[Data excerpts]
━━━━

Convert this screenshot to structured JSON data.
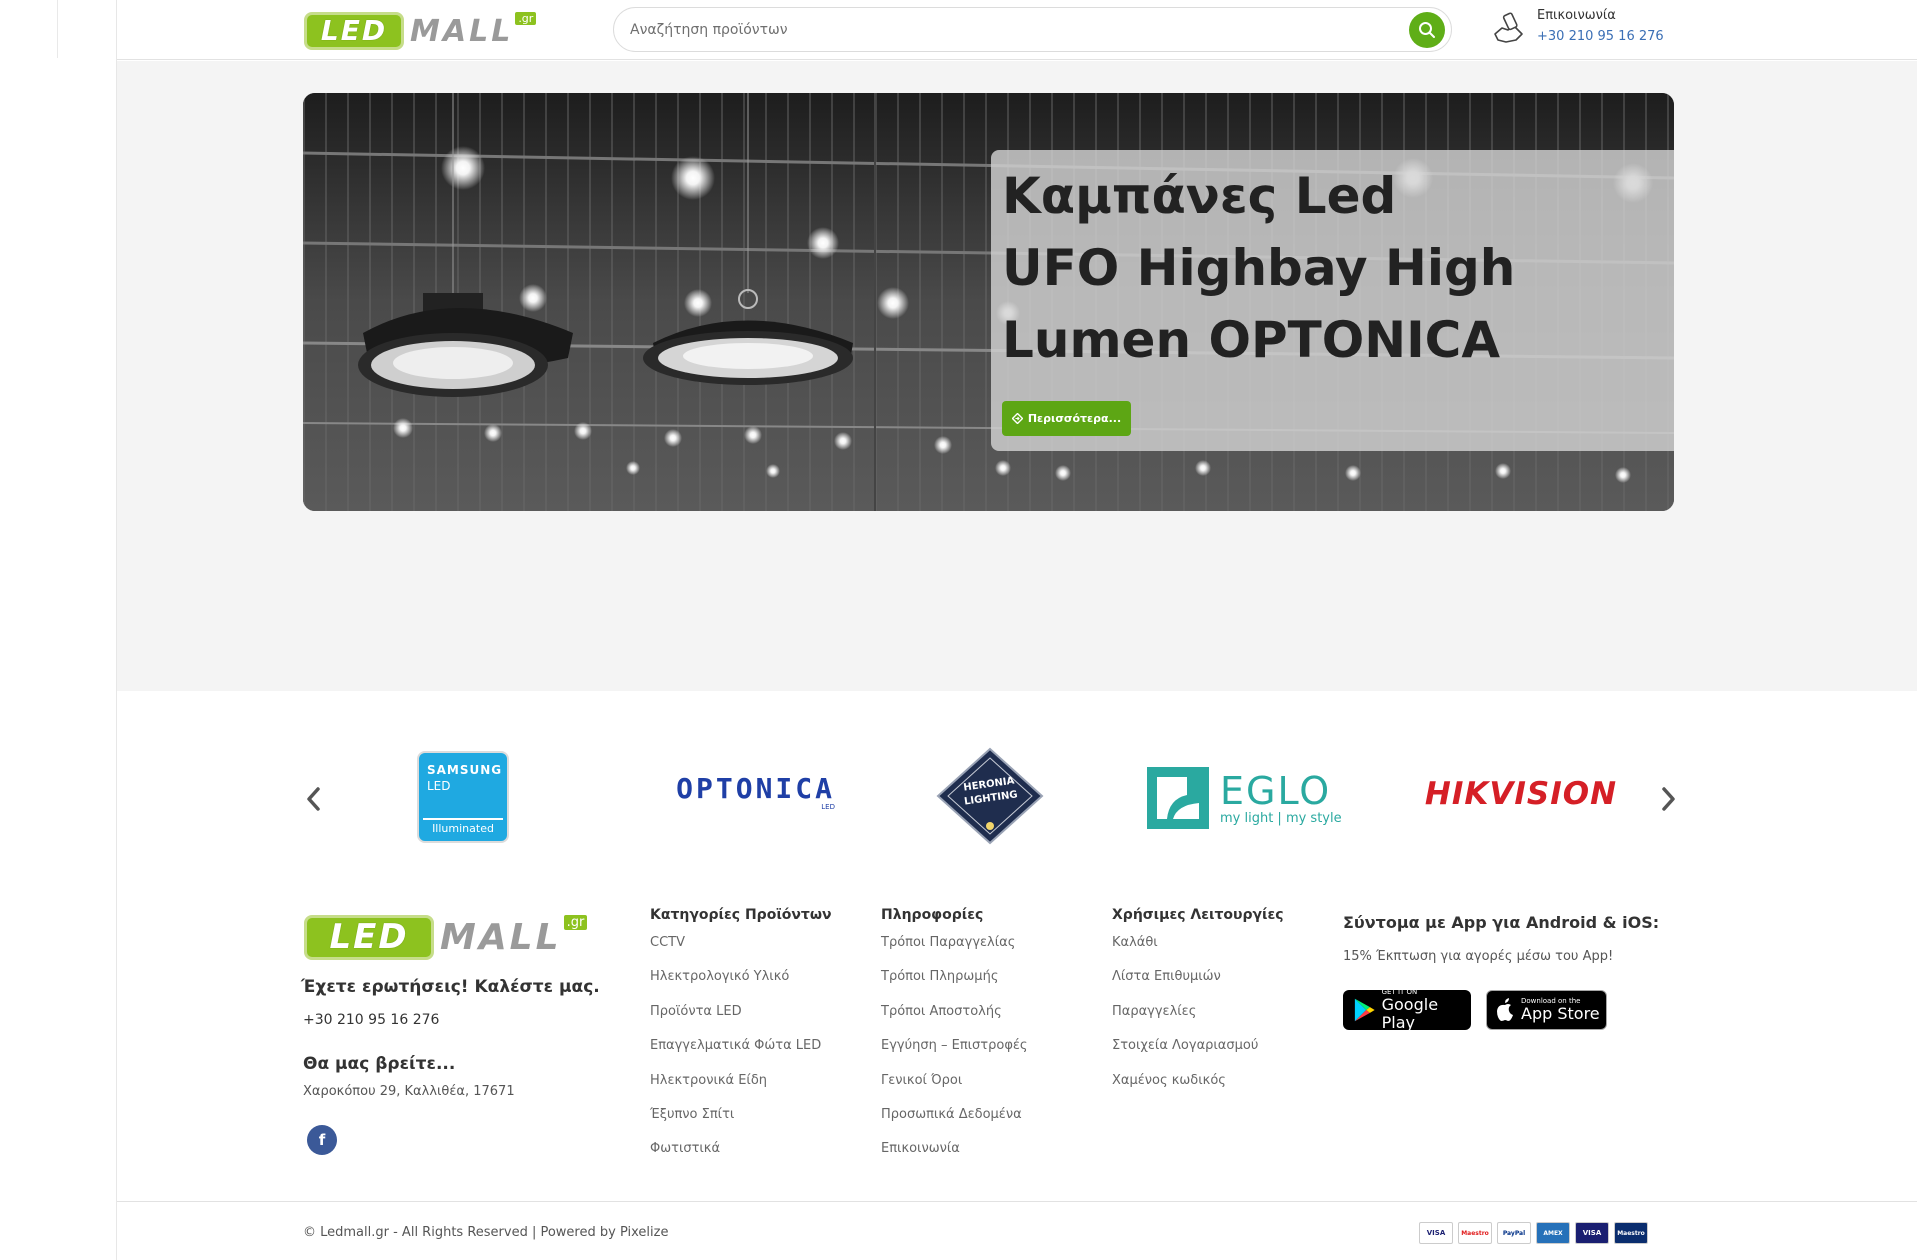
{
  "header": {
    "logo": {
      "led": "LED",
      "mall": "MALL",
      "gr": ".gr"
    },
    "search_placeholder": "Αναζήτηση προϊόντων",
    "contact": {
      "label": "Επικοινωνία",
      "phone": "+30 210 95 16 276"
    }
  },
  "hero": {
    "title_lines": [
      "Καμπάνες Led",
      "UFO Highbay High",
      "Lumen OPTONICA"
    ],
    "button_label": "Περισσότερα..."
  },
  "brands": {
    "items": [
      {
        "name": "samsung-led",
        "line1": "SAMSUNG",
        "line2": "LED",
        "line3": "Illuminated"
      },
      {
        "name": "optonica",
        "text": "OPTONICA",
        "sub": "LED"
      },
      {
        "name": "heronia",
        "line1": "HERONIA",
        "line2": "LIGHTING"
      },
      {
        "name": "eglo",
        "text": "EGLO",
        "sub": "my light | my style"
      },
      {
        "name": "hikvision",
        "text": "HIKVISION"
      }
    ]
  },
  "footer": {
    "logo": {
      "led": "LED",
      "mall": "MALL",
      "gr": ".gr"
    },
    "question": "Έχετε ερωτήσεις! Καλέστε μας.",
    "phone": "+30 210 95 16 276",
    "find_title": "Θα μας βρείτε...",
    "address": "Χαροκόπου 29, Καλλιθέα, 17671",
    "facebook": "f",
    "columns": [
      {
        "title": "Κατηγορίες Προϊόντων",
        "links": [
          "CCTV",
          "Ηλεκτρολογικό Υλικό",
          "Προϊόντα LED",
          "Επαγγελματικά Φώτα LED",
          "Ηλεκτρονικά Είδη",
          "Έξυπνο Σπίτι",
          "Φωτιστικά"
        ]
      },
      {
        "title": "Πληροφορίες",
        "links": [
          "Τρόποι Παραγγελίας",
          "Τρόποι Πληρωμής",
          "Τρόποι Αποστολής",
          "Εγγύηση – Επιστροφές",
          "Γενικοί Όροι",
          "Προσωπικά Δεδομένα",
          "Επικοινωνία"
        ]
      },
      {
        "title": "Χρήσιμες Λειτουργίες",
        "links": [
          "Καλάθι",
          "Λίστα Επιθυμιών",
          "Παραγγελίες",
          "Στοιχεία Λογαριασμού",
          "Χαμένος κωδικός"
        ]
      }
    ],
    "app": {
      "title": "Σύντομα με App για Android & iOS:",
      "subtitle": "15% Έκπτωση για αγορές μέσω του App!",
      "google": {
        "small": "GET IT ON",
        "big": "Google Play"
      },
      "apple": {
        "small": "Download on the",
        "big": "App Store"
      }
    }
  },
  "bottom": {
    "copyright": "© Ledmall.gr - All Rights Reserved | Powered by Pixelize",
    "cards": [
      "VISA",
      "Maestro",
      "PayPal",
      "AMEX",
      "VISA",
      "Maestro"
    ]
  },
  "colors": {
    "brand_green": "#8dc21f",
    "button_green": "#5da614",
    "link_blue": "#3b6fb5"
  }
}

━━━━

§ **Requirement**: Exclude every picture and copy the remaining data exactly.

§ **Written reply**:
Convert this screenshot to structured JSON data.
{
  "header": {
    "logo": {
      "led": "LED",
      "mall": "MALL",
      "gr": ".gr"
    },
    "search_placeholder": "Αναζήτηση προϊόντων",
    "contact": {
      "label": "Επικοινωνία",
      "phone": "+30 210 95 16 276"
    }
  },
  "hero": {
    "title_lines": [
      "Καμπάνες Led",
      "UFO Highbay High",
      "Lumen OPTONICA"
    ],
    "button_label": "Περισσότερα..."
  },
  "brands": {
    "items": [
      {
        "name": "samsung-led",
        "line1": "SAMSUNG",
        "line2": "LED",
        "line3": "Illuminated"
      },
      {
        "name": "optonica",
        "text": "OPTONICA",
        "sub": "LED"
      },
      {
        "name": "heronia",
        "line1": "HERONIA",
        "line2": "LIGHTING"
      },
      {
        "name": "eglo",
        "text": "EGLO",
        "sub": "my light | my style"
      },
      {
        "name": "hikvision",
        "text": "HIKVISION"
      }
    ]
  },
  "footer": {
    "logo": {
      "led": "LED",
      "mall": "MALL",
      "gr": ".gr"
    },
    "question": "Έχετε ερωτήσεις! Καλέστε μας.",
    "phone": "+30 210 95 16 276",
    "find_title": "Θα μας βρείτε...",
    "address": "Χαροκόπου 29, Καλλιθέα, 17671",
    "facebook": "f",
    "columns": [
      {
        "title": "Κατηγορίες Προϊόντων",
        "links": [
          "CCTV",
          "Ηλεκτρολογικό Υλικό",
          "Προϊόντα LED",
          "Επαγγελματικά Φώτα LED",
          "Ηλεκτρονικά Είδη",
          "Έξυπνο Σπίτι",
          "Φωτιστικά"
        ]
      },
      {
        "title": "Πληροφορίες",
        "links": [
          "Τρόποι Παραγγελίας",
          "Τρόποι Πληρωμής",
          "Τρόποι Αποστολής",
          "Εγγύηση – Επιστροφές",
          "Γενικοί Όροι",
          "Προσωπικά Δεδομένα",
          "Επικοινωνία"
        ]
      },
      {
        "title": "Χρήσιμες Λειτουργίες",
        "links": [
          "Καλάθι",
          "Λίστα Επιθυμιών",
          "Παραγγελίες",
          "Στοιχεία Λογαριασμού",
          "Χαμένος κωδικός"
        ]
      }
    ],
    "app": {
      "title": "Σύντομα με App για Android & iOS:",
      "subtitle": "15% Έκπτωση για αγορές μέσω του App!",
      "google": {
        "small": "GET IT ON",
        "big": "Google Play"
      },
      "apple": {
        "small": "Download on the",
        "big": "App Store"
      }
    }
  },
  "bottom": {
    "copyright": "© Ledmall.gr - All Rights Reserved | Powered by Pixelize",
    "cards": [
      "VISA",
      "Maestro",
      "PayPal",
      "AMEX",
      "VISA",
      "Maestro"
    ]
  },
  "colors": {
    "brand_green": "#8dc21f",
    "button_green": "#5da614",
    "link_blue": "#3b6fb5"
  }
}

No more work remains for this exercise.